Given instruction » Show every line where "tüketimi" occurs.

(Data entries)
** Begin **

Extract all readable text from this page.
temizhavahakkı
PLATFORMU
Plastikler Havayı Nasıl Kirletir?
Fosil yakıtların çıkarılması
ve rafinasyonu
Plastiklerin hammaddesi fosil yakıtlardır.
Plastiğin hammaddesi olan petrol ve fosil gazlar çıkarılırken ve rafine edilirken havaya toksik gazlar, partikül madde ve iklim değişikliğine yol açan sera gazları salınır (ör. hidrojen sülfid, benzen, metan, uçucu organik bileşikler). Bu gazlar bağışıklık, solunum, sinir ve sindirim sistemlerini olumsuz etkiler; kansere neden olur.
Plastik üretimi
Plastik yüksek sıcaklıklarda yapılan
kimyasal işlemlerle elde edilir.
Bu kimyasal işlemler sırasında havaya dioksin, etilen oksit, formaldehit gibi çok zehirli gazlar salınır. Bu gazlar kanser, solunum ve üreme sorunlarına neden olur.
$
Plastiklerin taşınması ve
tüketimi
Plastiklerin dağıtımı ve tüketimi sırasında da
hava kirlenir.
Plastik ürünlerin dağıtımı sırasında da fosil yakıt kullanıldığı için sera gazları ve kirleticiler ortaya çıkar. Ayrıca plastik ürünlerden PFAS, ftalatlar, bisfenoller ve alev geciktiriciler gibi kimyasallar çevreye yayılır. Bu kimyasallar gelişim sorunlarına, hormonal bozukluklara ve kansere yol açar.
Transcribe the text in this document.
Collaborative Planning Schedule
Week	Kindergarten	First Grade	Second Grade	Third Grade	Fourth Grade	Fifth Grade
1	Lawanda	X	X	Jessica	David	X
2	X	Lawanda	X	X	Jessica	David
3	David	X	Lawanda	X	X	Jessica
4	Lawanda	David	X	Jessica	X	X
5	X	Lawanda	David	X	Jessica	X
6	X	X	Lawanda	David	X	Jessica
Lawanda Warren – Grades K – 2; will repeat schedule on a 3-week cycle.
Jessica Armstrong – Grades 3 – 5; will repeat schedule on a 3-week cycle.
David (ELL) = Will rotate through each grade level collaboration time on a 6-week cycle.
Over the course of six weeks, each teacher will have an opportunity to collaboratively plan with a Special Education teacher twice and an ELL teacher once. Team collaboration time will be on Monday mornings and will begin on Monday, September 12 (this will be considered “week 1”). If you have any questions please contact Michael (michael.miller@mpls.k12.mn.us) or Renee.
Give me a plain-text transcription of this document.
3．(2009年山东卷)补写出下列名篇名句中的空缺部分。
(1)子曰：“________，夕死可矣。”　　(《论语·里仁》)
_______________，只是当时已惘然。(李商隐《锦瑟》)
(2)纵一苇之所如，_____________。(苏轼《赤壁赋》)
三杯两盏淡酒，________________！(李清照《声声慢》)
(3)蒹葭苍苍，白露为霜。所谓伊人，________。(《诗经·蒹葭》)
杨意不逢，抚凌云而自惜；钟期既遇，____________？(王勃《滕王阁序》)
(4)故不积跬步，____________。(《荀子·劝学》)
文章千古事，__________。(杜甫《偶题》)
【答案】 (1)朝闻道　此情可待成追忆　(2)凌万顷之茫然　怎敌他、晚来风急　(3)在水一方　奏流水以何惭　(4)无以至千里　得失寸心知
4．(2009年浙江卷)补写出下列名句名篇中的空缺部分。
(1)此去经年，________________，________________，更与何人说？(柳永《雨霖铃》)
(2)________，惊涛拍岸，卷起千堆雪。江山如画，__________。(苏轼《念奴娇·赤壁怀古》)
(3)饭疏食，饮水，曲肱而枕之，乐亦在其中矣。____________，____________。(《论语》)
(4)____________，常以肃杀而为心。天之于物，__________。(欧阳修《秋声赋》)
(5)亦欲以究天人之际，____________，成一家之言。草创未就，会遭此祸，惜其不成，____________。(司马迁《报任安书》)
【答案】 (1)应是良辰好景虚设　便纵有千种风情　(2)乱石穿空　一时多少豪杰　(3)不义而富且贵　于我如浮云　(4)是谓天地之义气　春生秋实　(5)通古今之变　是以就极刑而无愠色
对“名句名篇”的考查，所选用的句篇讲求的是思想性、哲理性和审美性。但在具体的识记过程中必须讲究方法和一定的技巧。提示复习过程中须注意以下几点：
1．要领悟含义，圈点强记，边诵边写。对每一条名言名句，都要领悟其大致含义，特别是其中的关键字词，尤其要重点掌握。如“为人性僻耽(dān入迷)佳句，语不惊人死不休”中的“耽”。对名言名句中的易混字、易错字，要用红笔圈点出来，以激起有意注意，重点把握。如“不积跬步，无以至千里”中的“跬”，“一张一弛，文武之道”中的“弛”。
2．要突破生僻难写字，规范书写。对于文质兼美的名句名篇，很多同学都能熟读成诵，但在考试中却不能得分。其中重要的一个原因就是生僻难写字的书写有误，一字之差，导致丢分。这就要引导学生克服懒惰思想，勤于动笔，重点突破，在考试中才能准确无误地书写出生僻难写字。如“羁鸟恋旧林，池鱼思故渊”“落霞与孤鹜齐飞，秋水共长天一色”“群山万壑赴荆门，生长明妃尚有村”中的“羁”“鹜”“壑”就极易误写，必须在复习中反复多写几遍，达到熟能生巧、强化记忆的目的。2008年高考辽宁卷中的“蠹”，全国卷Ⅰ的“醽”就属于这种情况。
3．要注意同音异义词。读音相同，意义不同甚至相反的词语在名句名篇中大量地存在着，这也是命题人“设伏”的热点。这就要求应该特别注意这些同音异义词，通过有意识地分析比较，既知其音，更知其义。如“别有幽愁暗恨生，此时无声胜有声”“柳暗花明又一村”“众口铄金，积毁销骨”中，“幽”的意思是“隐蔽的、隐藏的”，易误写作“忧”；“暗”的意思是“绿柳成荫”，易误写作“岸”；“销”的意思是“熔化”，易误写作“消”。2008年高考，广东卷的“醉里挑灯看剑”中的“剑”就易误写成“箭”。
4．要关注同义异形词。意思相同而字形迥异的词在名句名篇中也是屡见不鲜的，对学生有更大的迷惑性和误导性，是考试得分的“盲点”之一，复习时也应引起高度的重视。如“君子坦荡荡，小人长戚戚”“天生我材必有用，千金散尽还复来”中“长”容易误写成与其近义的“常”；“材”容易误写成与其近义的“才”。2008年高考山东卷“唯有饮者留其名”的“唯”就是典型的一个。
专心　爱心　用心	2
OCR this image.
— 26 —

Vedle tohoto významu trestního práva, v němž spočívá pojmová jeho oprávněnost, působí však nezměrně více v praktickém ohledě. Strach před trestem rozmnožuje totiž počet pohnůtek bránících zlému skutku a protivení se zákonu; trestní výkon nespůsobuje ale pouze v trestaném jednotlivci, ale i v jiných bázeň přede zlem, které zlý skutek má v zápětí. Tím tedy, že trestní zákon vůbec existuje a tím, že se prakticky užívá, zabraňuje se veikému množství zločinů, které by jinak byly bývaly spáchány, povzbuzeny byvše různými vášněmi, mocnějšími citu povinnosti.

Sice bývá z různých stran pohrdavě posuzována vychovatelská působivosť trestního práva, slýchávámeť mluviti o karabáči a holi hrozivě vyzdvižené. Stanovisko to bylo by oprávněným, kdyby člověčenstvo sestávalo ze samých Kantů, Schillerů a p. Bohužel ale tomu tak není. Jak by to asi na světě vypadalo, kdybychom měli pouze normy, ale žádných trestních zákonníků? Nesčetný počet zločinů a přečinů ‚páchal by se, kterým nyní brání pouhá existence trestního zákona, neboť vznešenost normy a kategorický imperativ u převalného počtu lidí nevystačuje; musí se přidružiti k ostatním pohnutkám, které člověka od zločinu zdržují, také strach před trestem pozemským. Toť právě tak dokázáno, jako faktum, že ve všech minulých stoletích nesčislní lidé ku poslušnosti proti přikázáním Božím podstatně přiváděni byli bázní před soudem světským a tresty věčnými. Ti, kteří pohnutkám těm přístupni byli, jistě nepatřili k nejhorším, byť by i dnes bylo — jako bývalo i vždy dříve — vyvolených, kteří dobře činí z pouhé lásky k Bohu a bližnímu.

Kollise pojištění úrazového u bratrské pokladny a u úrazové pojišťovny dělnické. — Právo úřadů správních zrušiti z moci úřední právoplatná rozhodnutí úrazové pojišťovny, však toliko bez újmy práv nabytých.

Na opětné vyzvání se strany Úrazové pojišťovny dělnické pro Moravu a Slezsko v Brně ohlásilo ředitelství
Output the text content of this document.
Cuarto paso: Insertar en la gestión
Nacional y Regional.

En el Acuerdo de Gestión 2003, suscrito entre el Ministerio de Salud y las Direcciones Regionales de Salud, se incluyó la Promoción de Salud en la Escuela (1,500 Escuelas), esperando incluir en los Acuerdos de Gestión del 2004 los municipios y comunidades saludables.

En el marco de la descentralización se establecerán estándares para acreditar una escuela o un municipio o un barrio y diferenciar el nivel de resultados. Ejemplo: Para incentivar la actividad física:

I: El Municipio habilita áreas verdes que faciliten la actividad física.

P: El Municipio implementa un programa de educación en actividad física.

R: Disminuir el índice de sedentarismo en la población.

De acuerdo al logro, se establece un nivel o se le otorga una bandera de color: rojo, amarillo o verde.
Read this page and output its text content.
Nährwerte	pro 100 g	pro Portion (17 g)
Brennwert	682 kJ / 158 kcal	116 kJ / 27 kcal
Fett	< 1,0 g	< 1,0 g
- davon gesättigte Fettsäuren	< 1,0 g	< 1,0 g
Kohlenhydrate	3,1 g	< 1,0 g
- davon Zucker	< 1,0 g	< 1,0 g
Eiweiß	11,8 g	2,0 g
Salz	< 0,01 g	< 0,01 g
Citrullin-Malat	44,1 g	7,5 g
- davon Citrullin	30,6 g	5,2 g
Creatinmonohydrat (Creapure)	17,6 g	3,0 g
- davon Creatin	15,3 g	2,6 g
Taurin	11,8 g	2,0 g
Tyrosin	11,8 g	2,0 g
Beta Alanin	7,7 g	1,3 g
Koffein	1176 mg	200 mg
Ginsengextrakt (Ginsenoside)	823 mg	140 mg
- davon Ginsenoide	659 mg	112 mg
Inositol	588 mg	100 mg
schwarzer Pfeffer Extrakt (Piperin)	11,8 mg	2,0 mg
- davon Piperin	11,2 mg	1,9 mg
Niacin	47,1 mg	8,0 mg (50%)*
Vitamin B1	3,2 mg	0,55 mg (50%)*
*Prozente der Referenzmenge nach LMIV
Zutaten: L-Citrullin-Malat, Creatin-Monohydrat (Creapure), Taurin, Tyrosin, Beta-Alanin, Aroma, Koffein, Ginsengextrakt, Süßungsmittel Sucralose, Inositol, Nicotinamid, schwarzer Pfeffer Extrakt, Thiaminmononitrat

** End **

Solution to this problem »
tüketimi
Plastiklerin dağıtımı ve tüketimi sırasında da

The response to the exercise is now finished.